* BEGIN *
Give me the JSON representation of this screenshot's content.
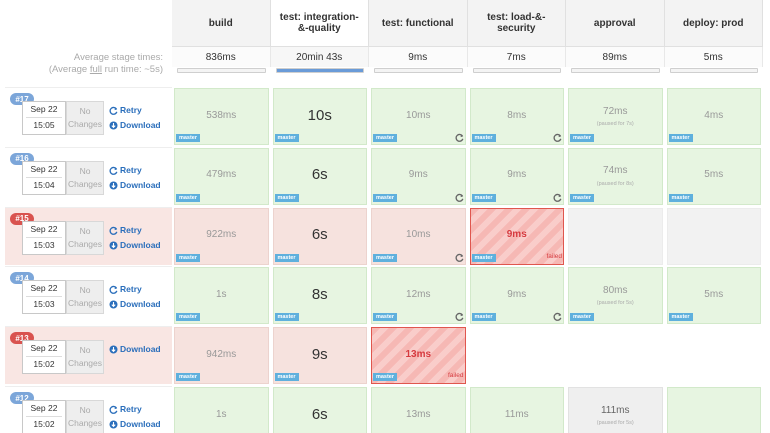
{
  "header": {
    "stages": [
      "build",
      "test: integration-&-quality",
      "test: functional",
      "test: load-&-security",
      "approval",
      "deploy: prod"
    ],
    "avg_label": "Average stage times:",
    "avg_run_parts": [
      "(Average ",
      "full",
      " run time: ~5s)"
    ],
    "averages": [
      "836ms",
      "20min 43s",
      "9ms",
      "7ms",
      "89ms",
      "5ms"
    ]
  },
  "runs": [
    {
      "id": "#17",
      "date": "Sep 22",
      "time": "15:05",
      "changes": "No Changes",
      "actions": [
        "Retry",
        "Download"
      ],
      "status": "success",
      "cells": [
        {
          "time": "538ms",
          "branch": "master",
          "status": "success"
        },
        {
          "time": "10s",
          "branch": "master",
          "status": "success"
        },
        {
          "time": "10ms",
          "branch": "master",
          "status": "success",
          "retry_icon": true
        },
        {
          "time": "8ms",
          "branch": "master",
          "status": "success",
          "retry_icon": true
        },
        {
          "time": "72ms",
          "note": "(paused for 7s)",
          "branch": "master",
          "status": "success"
        },
        {
          "time": "4ms",
          "branch": "master",
          "status": "success"
        }
      ]
    },
    {
      "id": "#16",
      "date": "Sep 22",
      "time": "15:04",
      "changes": "No Changes",
      "actions": [
        "Retry",
        "Download"
      ],
      "status": "success",
      "cells": [
        {
          "time": "479ms",
          "branch": "master",
          "status": "success"
        },
        {
          "time": "6s",
          "branch": "master",
          "status": "success"
        },
        {
          "time": "9ms",
          "branch": "master",
          "status": "success",
          "retry_icon": true
        },
        {
          "time": "9ms",
          "branch": "master",
          "status": "success",
          "retry_icon": true
        },
        {
          "time": "74ms",
          "note": "(paused for 8s)",
          "branch": "master",
          "status": "success"
        },
        {
          "time": "5ms",
          "branch": "master",
          "status": "success"
        }
      ]
    },
    {
      "id": "#15",
      "date": "Sep 22",
      "time": "15:03",
      "changes": "No Changes",
      "actions": [
        "Retry",
        "Download"
      ],
      "status": "failed",
      "cells": [
        {
          "time": "922ms",
          "branch": "master",
          "status": "before-fail"
        },
        {
          "time": "6s",
          "branch": "master",
          "status": "before-fail"
        },
        {
          "time": "10ms",
          "branch": "master",
          "status": "before-fail",
          "retry_icon": true
        },
        {
          "time": "9ms",
          "branch": "master",
          "status": "failed",
          "failed_label": "failed"
        },
        {
          "status": "empty"
        },
        {
          "status": "empty"
        }
      ]
    },
    {
      "id": "#14",
      "date": "Sep 22",
      "time": "15:03",
      "changes": "No Changes",
      "actions": [
        "Retry",
        "Download"
      ],
      "status": "success",
      "cells": [
        {
          "time": "1s",
          "branch": "master",
          "status": "success"
        },
        {
          "time": "8s",
          "branch": "master",
          "status": "success"
        },
        {
          "time": "12ms",
          "branch": "master",
          "status": "success",
          "retry_icon": true
        },
        {
          "time": "9ms",
          "branch": "master",
          "status": "success",
          "retry_icon": true
        },
        {
          "time": "80ms",
          "note": "(paused for 5s)",
          "branch": "master",
          "status": "success"
        },
        {
          "time": "5ms",
          "branch": "master",
          "status": "success"
        }
      ]
    },
    {
      "id": "#13",
      "date": "Sep 22",
      "time": "15:02",
      "changes": "No Changes",
      "actions": [
        "Download"
      ],
      "status": "failed",
      "cells": [
        {
          "time": "942ms",
          "branch": "master",
          "status": "before-fail"
        },
        {
          "time": "9s",
          "branch": "master",
          "status": "before-fail"
        },
        {
          "time": "13ms",
          "branch": "master",
          "status": "failed",
          "failed_label": "failed"
        },
        {
          "status": "blank"
        },
        {
          "status": "blank"
        },
        {
          "status": "blank"
        }
      ]
    },
    {
      "id": "#12",
      "date": "Sep 22",
      "time": "15:02",
      "changes": "No Changes",
      "actions": [
        "Retry",
        "Download"
      ],
      "status": "success",
      "cells": [
        {
          "time": "1s",
          "status": "success"
        },
        {
          "time": "6s",
          "status": "success"
        },
        {
          "time": "13ms",
          "status": "success"
        },
        {
          "time": "11ms",
          "status": "success"
        },
        {
          "time": "111ms",
          "note": "(paused for 5s)",
          "status": "neutral"
        },
        {
          "status": "success"
        }
      ]
    }
  ]
}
* END *
Read the entries and show each line that mentions "paused".

          "note": "(paused for 7s)",
          "note": "(paused for 8s)",
          "note": "(paused for 5s)",
          "note": "(paused for 5s)",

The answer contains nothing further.